→ Material shown:
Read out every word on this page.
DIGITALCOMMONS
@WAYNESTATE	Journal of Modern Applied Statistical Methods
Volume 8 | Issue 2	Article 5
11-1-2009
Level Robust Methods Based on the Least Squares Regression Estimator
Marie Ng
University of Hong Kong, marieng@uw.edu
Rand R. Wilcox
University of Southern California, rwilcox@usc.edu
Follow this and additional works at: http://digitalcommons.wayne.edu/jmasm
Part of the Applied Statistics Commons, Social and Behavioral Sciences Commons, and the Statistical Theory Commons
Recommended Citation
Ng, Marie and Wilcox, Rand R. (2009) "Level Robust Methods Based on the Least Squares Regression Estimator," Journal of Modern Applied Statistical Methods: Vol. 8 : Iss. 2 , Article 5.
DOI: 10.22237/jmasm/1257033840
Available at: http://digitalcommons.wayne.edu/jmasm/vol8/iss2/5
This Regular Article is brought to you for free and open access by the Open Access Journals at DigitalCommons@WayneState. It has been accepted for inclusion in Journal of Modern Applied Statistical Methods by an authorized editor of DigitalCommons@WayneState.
==
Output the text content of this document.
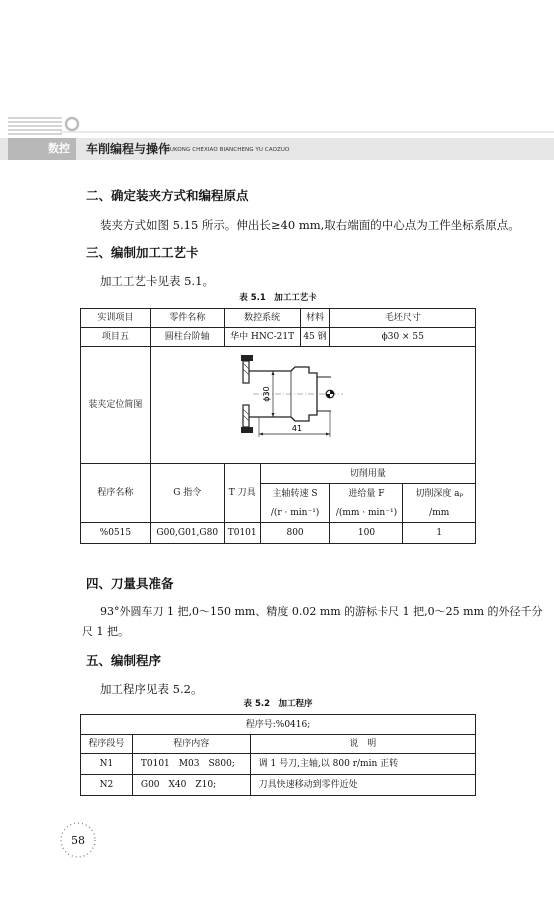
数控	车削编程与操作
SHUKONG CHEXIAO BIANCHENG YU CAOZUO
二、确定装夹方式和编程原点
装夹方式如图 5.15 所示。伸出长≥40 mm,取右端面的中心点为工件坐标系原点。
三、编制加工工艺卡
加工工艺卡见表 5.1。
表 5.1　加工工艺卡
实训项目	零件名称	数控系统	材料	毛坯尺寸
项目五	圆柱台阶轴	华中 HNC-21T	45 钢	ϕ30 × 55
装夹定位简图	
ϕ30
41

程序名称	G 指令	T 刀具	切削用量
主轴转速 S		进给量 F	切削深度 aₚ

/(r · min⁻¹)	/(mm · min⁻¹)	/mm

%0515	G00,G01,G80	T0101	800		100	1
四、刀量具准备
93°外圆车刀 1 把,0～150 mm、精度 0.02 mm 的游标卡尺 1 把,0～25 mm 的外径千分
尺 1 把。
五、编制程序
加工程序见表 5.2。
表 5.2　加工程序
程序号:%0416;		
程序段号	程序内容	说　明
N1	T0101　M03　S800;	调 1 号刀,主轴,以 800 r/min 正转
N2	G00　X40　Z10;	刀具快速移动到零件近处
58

→ Set exercise:
Copy out every line in the listing where the word "http" appears.

→ Solution to the exercise:
Follow this and additional works at: http://digitalcommons.wayne.edu/jmasm
Available at: http://digitalcommons.wayne.edu/jmasm/vol8/iss2/5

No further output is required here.